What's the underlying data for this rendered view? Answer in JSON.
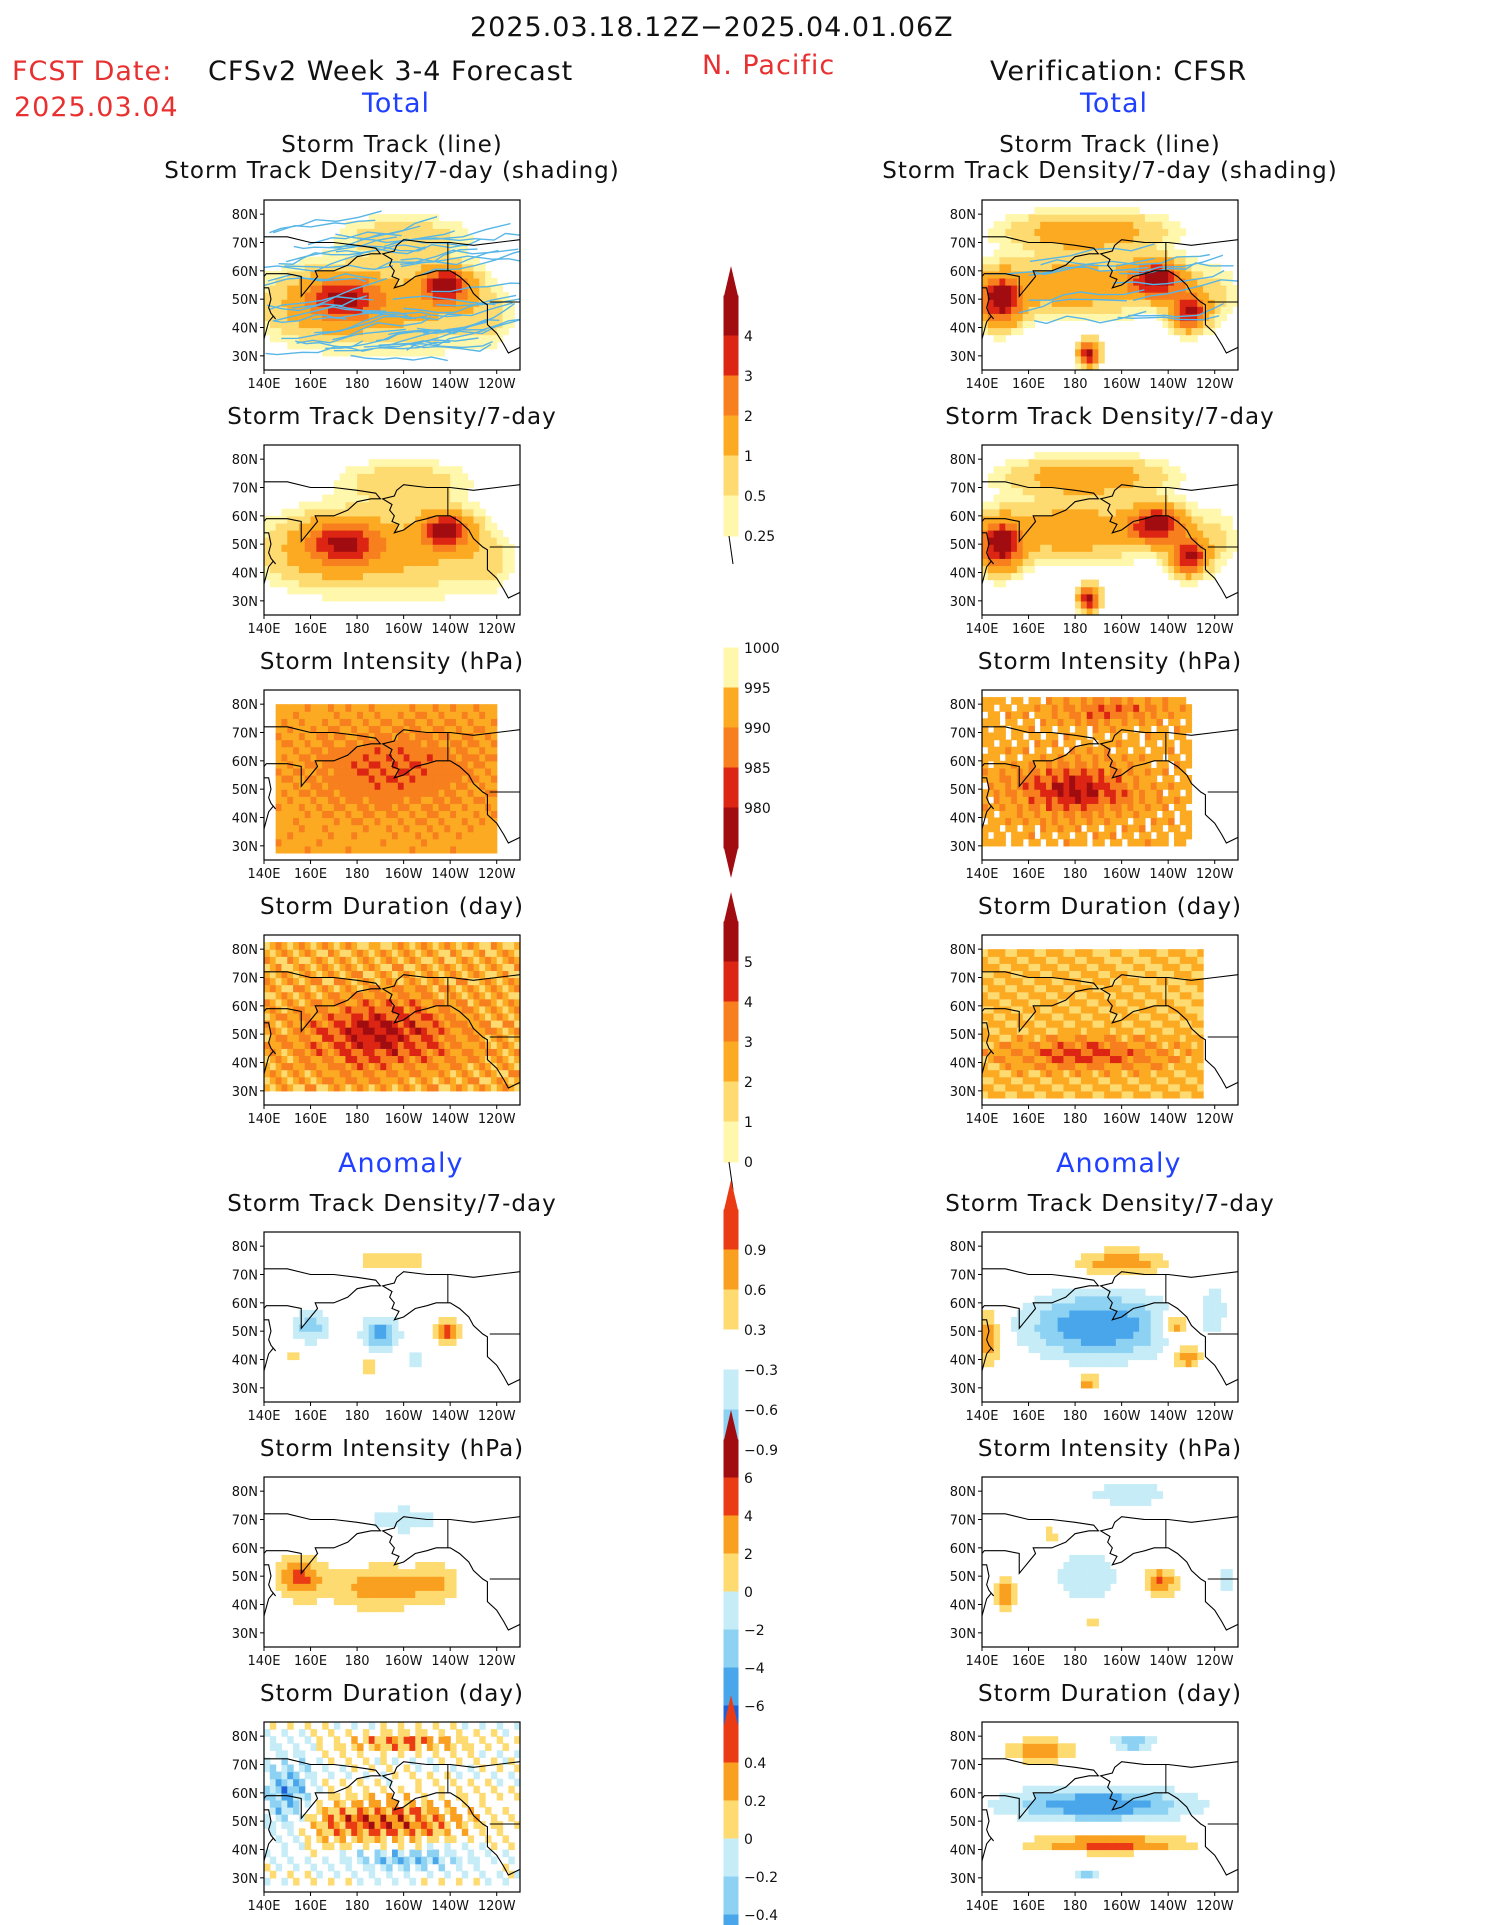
{
  "header": {
    "date_range": "2025.03.18.12Z−2025.04.01.06Z",
    "region": "N. Pacific",
    "fcst_label": "FCST Date:",
    "fcst_date": "2025.03.04",
    "model_title": "CFSv2 Week 3-4 Forecast",
    "verification_title": "Verification: CFSR",
    "total_label": "Total",
    "anomaly_label": "Anomaly"
  },
  "axes": {
    "x_ticks": [
      "140E",
      "160E",
      "180",
      "160W",
      "140W",
      "120W"
    ],
    "y_ticks": [
      "80N",
      "70N",
      "60N",
      "50N",
      "40N",
      "30N"
    ],
    "x_range_deg_east": [
      140,
      250
    ],
    "y_range_deg_north": [
      25,
      85
    ]
  },
  "panel_titles": {
    "track_line": "Storm Track (line)",
    "track_shading": "Storm Track Density/7-day (shading)",
    "density": "Storm Track Density/7-day",
    "intensity": "Storm Intensity (hPa)",
    "duration": "Storm Duration (day)"
  },
  "colorbars": [
    {
      "name": "density",
      "labels": [
        "4",
        "3",
        "2",
        "1",
        "0.5",
        "0.25"
      ]
    },
    {
      "name": "intensity",
      "labels": [
        "1000",
        "995",
        "990",
        "985",
        "980"
      ]
    },
    {
      "name": "duration",
      "labels": [
        "5",
        "4",
        "3",
        "2",
        "1",
        "0"
      ]
    },
    {
      "name": "density-anomaly",
      "labels": [
        "0.9",
        "0.6",
        "0.3",
        "−0.3",
        "−0.6",
        "−0.9"
      ]
    },
    {
      "name": "intensity-anomaly",
      "labels": [
        "6",
        "4",
        "2",
        "0",
        "−2",
        "−4",
        "−6"
      ]
    },
    {
      "name": "duration-anomaly",
      "labels": [
        "0.4",
        "0.2",
        "0",
        "−0.2",
        "−0.4"
      ]
    }
  ],
  "chart_data": [
    {
      "type": "heatmap",
      "panel": "Forecast Total Storm Track Density/7-day with Storm Track lines",
      "hotspots": [
        {
          "lon": 175,
          "lat": 51,
          "value": 3
        },
        {
          "lon": 218,
          "lat": 55,
          "value": 4
        }
      ]
    },
    {
      "type": "heatmap",
      "panel": "Forecast Total Storm Track Density/7-day",
      "hotspots": [
        {
          "lon": 175,
          "lat": 51,
          "value": 3
        },
        {
          "lon": 218,
          "lat": 55,
          "value": 4
        }
      ]
    },
    {
      "type": "heatmap",
      "panel": "Forecast Total Storm Intensity (hPa)",
      "range": [
        985,
        1000
      ]
    },
    {
      "type": "heatmap",
      "panel": "Forecast Total Storm Duration (day)",
      "range": [
        1,
        5
      ]
    },
    {
      "type": "heatmap",
      "panel": "Verification Total Storm Track Density/7-day with Storm Track lines",
      "hotspots": [
        {
          "lon": 148,
          "lat": 50,
          "value": 4
        },
        {
          "lon": 215,
          "lat": 57,
          "value": 4
        },
        {
          "lon": 229,
          "lat": 46,
          "value": 4
        },
        {
          "lon": 186,
          "lat": 31,
          "value": 4
        }
      ]
    },
    {
      "type": "heatmap",
      "panel": "Verification Total Storm Track Density/7-day",
      "hotspots": [
        {
          "lon": 148,
          "lat": 50,
          "value": 4
        },
        {
          "lon": 215,
          "lat": 57,
          "value": 4
        },
        {
          "lon": 229,
          "lat": 46,
          "value": 4
        },
        {
          "lon": 186,
          "lat": 31,
          "value": 4
        }
      ]
    },
    {
      "type": "heatmap",
      "panel": "Verification Total Storm Intensity (hPa)",
      "range": [
        980,
        1000
      ]
    },
    {
      "type": "heatmap",
      "panel": "Verification Total Storm Duration (day)",
      "range": [
        1,
        4
      ]
    },
    {
      "type": "heatmap",
      "panel": "Forecast Anomaly Storm Track Density/7-day",
      "range": [
        -0.9,
        0.9
      ]
    },
    {
      "type": "heatmap",
      "panel": "Forecast Anomaly Storm Intensity (hPa)",
      "range": [
        -6,
        6
      ]
    },
    {
      "type": "heatmap",
      "panel": "Forecast Anomaly Storm Duration (day)",
      "range": [
        -0.4,
        0.4
      ]
    },
    {
      "type": "heatmap",
      "panel": "Verification Anomaly Storm Track Density/7-day",
      "range": [
        -0.9,
        0.9
      ]
    },
    {
      "type": "heatmap",
      "panel": "Verification Anomaly Storm Intensity (hPa)",
      "range": [
        -6,
        6
      ]
    },
    {
      "type": "heatmap",
      "panel": "Verification Anomaly Storm Duration (day)",
      "range": [
        -0.4,
        0.4
      ]
    }
  ],
  "colors": {
    "density": [
      "#fff7ab",
      "#fedb71",
      "#fcaa22",
      "#f77f1e",
      "#dd2514",
      "#a10c10"
    ],
    "intensity": [
      "#a10c10",
      "#dd2514",
      "#f77f1e",
      "#fcaa22",
      "#fff7ab"
    ],
    "anomaly_pos": [
      "#fedb71",
      "#f9a021",
      "#ea3b15",
      "#a10c10"
    ],
    "anomaly_neg": [
      "#c5ecf7",
      "#8ed2f3",
      "#4aa6ea",
      "#1d60d8"
    ],
    "track_line": "#58b6e6",
    "title_red": "#e83030",
    "title_blue": "#2040ff"
  }
}
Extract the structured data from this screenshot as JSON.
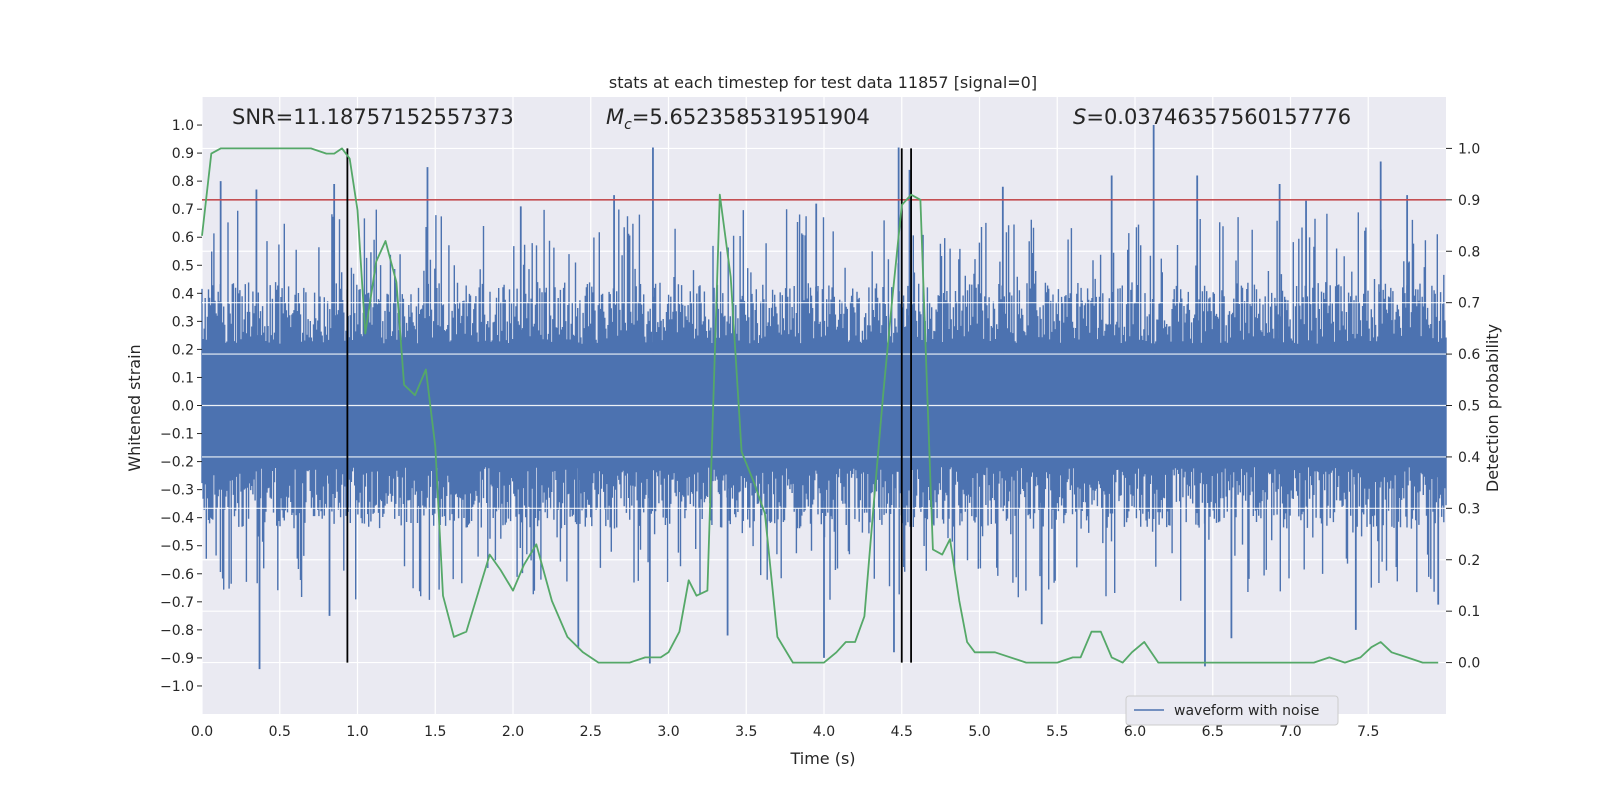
{
  "chart_data": {
    "type": "line",
    "title": "stats at each timestep for test data 11857 [signal=0]",
    "xlabel": "Time (s)",
    "ylabel_left": "Whitened strain",
    "ylabel_right": "Detection probability",
    "xlim": [
      0,
      8
    ],
    "ylim_left": [
      -1.1,
      1.1
    ],
    "ylim_right": [
      -0.1,
      1.1
    ],
    "x_ticks": [
      0.0,
      0.5,
      1.0,
      1.5,
      2.0,
      2.5,
      3.0,
      3.5,
      4.0,
      4.5,
      5.0,
      5.5,
      6.0,
      6.5,
      7.0,
      7.5
    ],
    "x_tick_labels": [
      "0.0",
      "0.5",
      "1.0",
      "1.5",
      "2.0",
      "2.5",
      "3.0",
      "3.5",
      "4.0",
      "4.5",
      "5.0",
      "5.5",
      "6.0",
      "6.5",
      "7.0",
      "7.5"
    ],
    "y_left_ticks": [
      1.0,
      0.9,
      0.8,
      0.7,
      0.6,
      0.5,
      0.4,
      0.3,
      0.2,
      0.1,
      0.0,
      -0.1,
      -0.2,
      -0.3,
      -0.4,
      -0.5,
      -0.6,
      -0.7,
      -0.8,
      -0.9,
      -1.0
    ],
    "y_left_tick_labels": [
      "1.0",
      "0.9",
      "0.8",
      "0.7",
      "0.6",
      "0.5",
      "0.4",
      "0.3",
      "0.2",
      "0.1",
      "0.0",
      "−0.1",
      "−0.2",
      "−0.3",
      "−0.4",
      "−0.5",
      "−0.6",
      "−0.7",
      "−0.8",
      "−0.9",
      "−1.0"
    ],
    "y_right_ticks": [
      1.0,
      0.9,
      0.8,
      0.7,
      0.6,
      0.5,
      0.4,
      0.3,
      0.2,
      0.1,
      0.0
    ],
    "y_right_tick_labels": [
      "1.0",
      "0.9",
      "0.8",
      "0.7",
      "0.6",
      "0.5",
      "0.4",
      "0.3",
      "0.2",
      "0.1",
      "0.0"
    ],
    "annotations": {
      "snr": "SNR=11.18757152557373",
      "mc_symbol": "M",
      "mc_sub": "c",
      "mc_value": "=5.652358531951904",
      "s_symbol": "S",
      "s_value": "=0.03746357560157776"
    },
    "threshold": {
      "value": 0.9,
      "axis": "right",
      "color": "#c44e52"
    },
    "vertical_markers": [
      0.935,
      4.5,
      4.56
    ],
    "legend": {
      "label": "waveform with noise",
      "location": "lower-right"
    },
    "waveform": {
      "name": "waveform with noise",
      "color": "#4c72b0",
      "description": "dense noisy whitened strain, mostly within ±0.4 with spikes to about ±0.9",
      "spikes_up": [
        [
          0.12,
          0.8
        ],
        [
          0.35,
          0.77
        ],
        [
          0.85,
          0.79
        ],
        [
          1.45,
          0.85
        ],
        [
          2.05,
          0.71
        ],
        [
          2.65,
          0.75
        ],
        [
          2.9,
          0.92
        ],
        [
          3.95,
          0.72
        ],
        [
          4.48,
          0.92
        ],
        [
          4.55,
          0.84
        ],
        [
          5.15,
          0.78
        ],
        [
          5.85,
          0.82
        ],
        [
          6.12,
          1.0
        ],
        [
          6.4,
          0.82
        ],
        [
          6.93,
          0.79
        ],
        [
          7.1,
          0.73
        ],
        [
          7.58,
          0.87
        ],
        [
          7.75,
          0.75
        ]
      ],
      "spikes_down": [
        [
          0.37,
          -0.94
        ],
        [
          0.82,
          -0.75
        ],
        [
          2.42,
          -0.86
        ],
        [
          2.88,
          -0.92
        ],
        [
          3.38,
          -0.82
        ],
        [
          4.0,
          -0.9
        ],
        [
          4.45,
          -0.88
        ],
        [
          5.4,
          -0.78
        ],
        [
          6.45,
          -0.93
        ],
        [
          6.62,
          -0.83
        ],
        [
          7.42,
          -0.8
        ],
        [
          7.95,
          -0.71
        ]
      ]
    },
    "series": [
      {
        "name": "Detection probability",
        "axis": "right",
        "color": "#55a868",
        "x": [
          0.0,
          0.06,
          0.12,
          0.2,
          0.3,
          0.4,
          0.5,
          0.6,
          0.7,
          0.8,
          0.85,
          0.9,
          0.95,
          1.0,
          1.05,
          1.12,
          1.18,
          1.25,
          1.3,
          1.37,
          1.44,
          1.5,
          1.55,
          1.62,
          1.7,
          1.78,
          1.85,
          1.92,
          2.0,
          2.07,
          2.15,
          2.25,
          2.35,
          2.45,
          2.55,
          2.65,
          2.75,
          2.85,
          2.95,
          3.0,
          3.07,
          3.13,
          3.18,
          3.25,
          3.33,
          3.4,
          3.47,
          3.55,
          3.62,
          3.7,
          3.8,
          3.9,
          4.0,
          4.08,
          4.14,
          4.2,
          4.26,
          4.32,
          4.38,
          4.44,
          4.5,
          4.56,
          4.62,
          4.66,
          4.7,
          4.76,
          4.81,
          4.87,
          4.92,
          4.97,
          5.1,
          5.3,
          5.5,
          5.6,
          5.65,
          5.72,
          5.78,
          5.85,
          5.92,
          5.98,
          6.06,
          6.15,
          6.3,
          6.5,
          6.7,
          6.85,
          7.0,
          7.15,
          7.25,
          7.35,
          7.45,
          7.52,
          7.58,
          7.65,
          7.75,
          7.85,
          7.95
        ],
        "y": [
          0.83,
          0.99,
          1.0,
          1.0,
          1.0,
          1.0,
          1.0,
          1.0,
          1.0,
          0.99,
          0.99,
          1.0,
          0.98,
          0.88,
          0.64,
          0.78,
          0.82,
          0.74,
          0.54,
          0.52,
          0.57,
          0.42,
          0.13,
          0.05,
          0.06,
          0.14,
          0.21,
          0.18,
          0.14,
          0.19,
          0.23,
          0.12,
          0.05,
          0.02,
          0.0,
          0.0,
          0.0,
          0.01,
          0.01,
          0.02,
          0.06,
          0.16,
          0.13,
          0.14,
          0.91,
          0.75,
          0.41,
          0.35,
          0.29,
          0.05,
          0.0,
          0.0,
          0.0,
          0.02,
          0.04,
          0.04,
          0.09,
          0.31,
          0.52,
          0.71,
          0.89,
          0.91,
          0.9,
          0.56,
          0.22,
          0.21,
          0.24,
          0.12,
          0.04,
          0.02,
          0.02,
          0.0,
          0.0,
          0.01,
          0.01,
          0.06,
          0.06,
          0.01,
          0.0,
          0.02,
          0.04,
          0.0,
          0.0,
          0.0,
          0.0,
          0.0,
          0.0,
          0.0,
          0.01,
          0.0,
          0.01,
          0.03,
          0.04,
          0.02,
          0.01,
          0.0,
          0.0
        ]
      }
    ]
  }
}
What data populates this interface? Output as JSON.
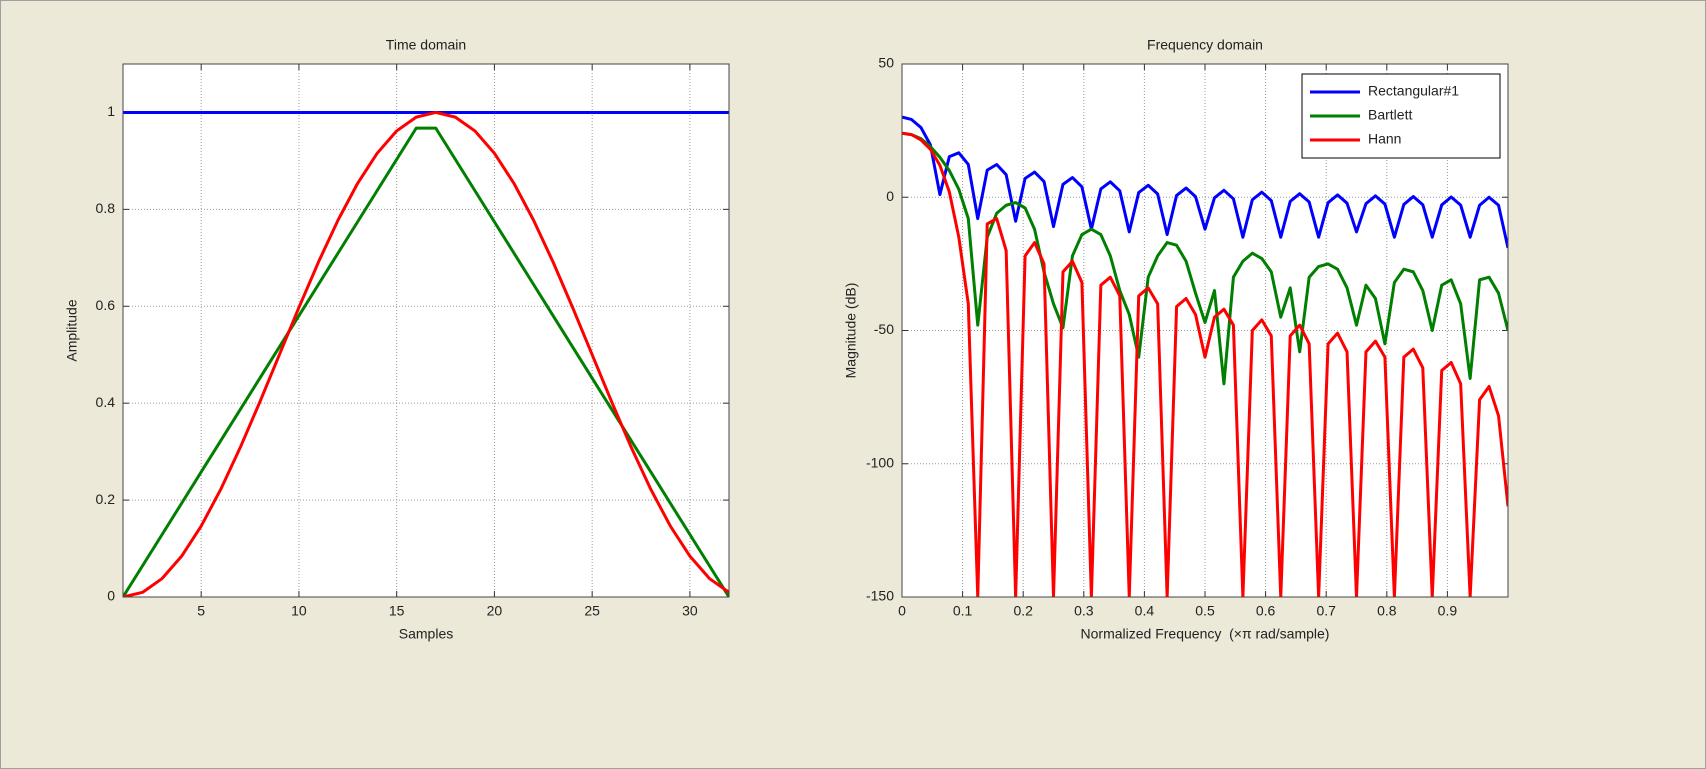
--------
(What you will do) Where a line above includes "this", copy that line.

(Written answer)
What's the underlying data for this rendered view? Answer in JSON.
Extract the structured data from this screenshot as JSON.
What data populates this interface? Output as JSON.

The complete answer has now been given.